[Rows from a dataset]
──────────

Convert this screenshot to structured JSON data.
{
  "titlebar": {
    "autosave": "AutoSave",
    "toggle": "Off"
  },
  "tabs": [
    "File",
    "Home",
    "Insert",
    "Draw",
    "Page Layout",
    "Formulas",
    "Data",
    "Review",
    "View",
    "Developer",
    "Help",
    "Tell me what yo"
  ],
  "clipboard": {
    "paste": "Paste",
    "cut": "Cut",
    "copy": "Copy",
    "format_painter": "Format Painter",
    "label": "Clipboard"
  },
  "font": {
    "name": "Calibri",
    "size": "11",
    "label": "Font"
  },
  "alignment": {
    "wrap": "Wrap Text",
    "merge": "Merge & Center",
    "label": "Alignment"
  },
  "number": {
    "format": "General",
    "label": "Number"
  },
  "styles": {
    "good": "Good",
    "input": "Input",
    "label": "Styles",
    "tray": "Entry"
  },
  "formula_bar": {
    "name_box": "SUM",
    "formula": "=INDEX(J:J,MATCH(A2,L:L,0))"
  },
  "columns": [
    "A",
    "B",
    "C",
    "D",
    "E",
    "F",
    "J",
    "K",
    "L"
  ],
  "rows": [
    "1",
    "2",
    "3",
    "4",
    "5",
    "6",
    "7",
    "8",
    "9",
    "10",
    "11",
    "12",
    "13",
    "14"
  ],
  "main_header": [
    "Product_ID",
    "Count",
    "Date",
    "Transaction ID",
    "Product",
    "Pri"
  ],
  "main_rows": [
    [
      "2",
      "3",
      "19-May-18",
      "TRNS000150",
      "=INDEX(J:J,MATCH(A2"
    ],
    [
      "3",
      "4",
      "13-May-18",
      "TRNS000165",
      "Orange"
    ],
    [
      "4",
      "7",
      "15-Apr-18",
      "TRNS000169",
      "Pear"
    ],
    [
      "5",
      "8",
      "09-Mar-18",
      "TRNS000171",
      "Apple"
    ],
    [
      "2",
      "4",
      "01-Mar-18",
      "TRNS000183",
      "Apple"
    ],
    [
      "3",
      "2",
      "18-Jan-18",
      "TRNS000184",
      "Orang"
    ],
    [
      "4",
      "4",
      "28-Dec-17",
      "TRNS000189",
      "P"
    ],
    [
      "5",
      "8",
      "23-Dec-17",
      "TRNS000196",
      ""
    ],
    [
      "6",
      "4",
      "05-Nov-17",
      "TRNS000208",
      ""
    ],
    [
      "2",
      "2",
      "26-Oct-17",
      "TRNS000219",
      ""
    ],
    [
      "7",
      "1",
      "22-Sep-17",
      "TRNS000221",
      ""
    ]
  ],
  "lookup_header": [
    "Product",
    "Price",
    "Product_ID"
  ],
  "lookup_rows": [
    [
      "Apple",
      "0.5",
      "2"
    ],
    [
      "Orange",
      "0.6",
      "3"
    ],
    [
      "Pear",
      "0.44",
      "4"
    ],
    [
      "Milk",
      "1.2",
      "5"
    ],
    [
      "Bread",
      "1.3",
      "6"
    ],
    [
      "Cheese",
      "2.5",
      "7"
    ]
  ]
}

──────────

[TO BE DONE]:
Write out every entry word for word.

[WRITTEN RESPONSE]:
Convert this screenshot to structured JSON data.
{
  "titlebar": {
    "autosave": "AutoSave",
    "toggle": "Off"
  },
  "tabs": [
    "File",
    "Home",
    "Insert",
    "Draw",
    "Page Layout",
    "Formulas",
    "Data",
    "Review",
    "View",
    "Developer",
    "Help",
    "Tell me what yo"
  ],
  "clipboard": {
    "paste": "Paste",
    "cut": "Cut",
    "copy": "Copy",
    "format_painter": "Format Painter",
    "label": "Clipboard"
  },
  "font": {
    "name": "Calibri",
    "size": "11",
    "label": "Font"
  },
  "alignment": {
    "wrap": "Wrap Text",
    "merge": "Merge & Center",
    "label": "Alignment"
  },
  "number": {
    "format": "General",
    "label": "Number"
  },
  "styles": {
    "good": "Good",
    "input": "Input",
    "label": "Styles",
    "tray": "Entry"
  },
  "formula_bar": {
    "name_box": "SUM",
    "formula": "=INDEX(J:J,MATCH(A2,L:L,0))"
  },
  "columns": [
    "A",
    "B",
    "C",
    "D",
    "E",
    "F",
    "J",
    "K",
    "L"
  ],
  "rows": [
    "1",
    "2",
    "3",
    "4",
    "5",
    "6",
    "7",
    "8",
    "9",
    "10",
    "11",
    "12",
    "13",
    "14"
  ],
  "main_header": [
    "Product_ID",
    "Count",
    "Date",
    "Transaction ID",
    "Product",
    "Pri"
  ],
  "main_rows": [
    [
      "2",
      "3",
      "19-May-18",
      "TRNS000150",
      "=INDEX(J:J,MATCH(A2"
    ],
    [
      "3",
      "4",
      "13-May-18",
      "TRNS000165",
      "Orange"
    ],
    [
      "4",
      "7",
      "15-Apr-18",
      "TRNS000169",
      "Pear"
    ],
    [
      "5",
      "8",
      "09-Mar-18",
      "TRNS000171",
      "Apple"
    ],
    [
      "2",
      "4",
      "01-Mar-18",
      "TRNS000183",
      "Apple"
    ],
    [
      "3",
      "2",
      "18-Jan-18",
      "TRNS000184",
      "Orang"
    ],
    [
      "4",
      "4",
      "28-Dec-17",
      "TRNS000189",
      "P"
    ],
    [
      "5",
      "8",
      "23-Dec-17",
      "TRNS000196",
      ""
    ],
    [
      "6",
      "4",
      "05-Nov-17",
      "TRNS000208",
      ""
    ],
    [
      "2",
      "2",
      "26-Oct-17",
      "TRNS000219",
      ""
    ],
    [
      "7",
      "1",
      "22-Sep-17",
      "TRNS000221",
      ""
    ]
  ],
  "lookup_header": [
    "Product",
    "Price",
    "Product_ID"
  ],
  "lookup_rows": [
    [
      "Apple",
      "0.5",
      "2"
    ],
    [
      "Orange",
      "0.6",
      "3"
    ],
    [
      "Pear",
      "0.44",
      "4"
    ],
    [
      "Milk",
      "1.2",
      "5"
    ],
    [
      "Bread",
      "1.3",
      "6"
    ],
    [
      "Cheese",
      "2.5",
      "7"
    ]
  ]
}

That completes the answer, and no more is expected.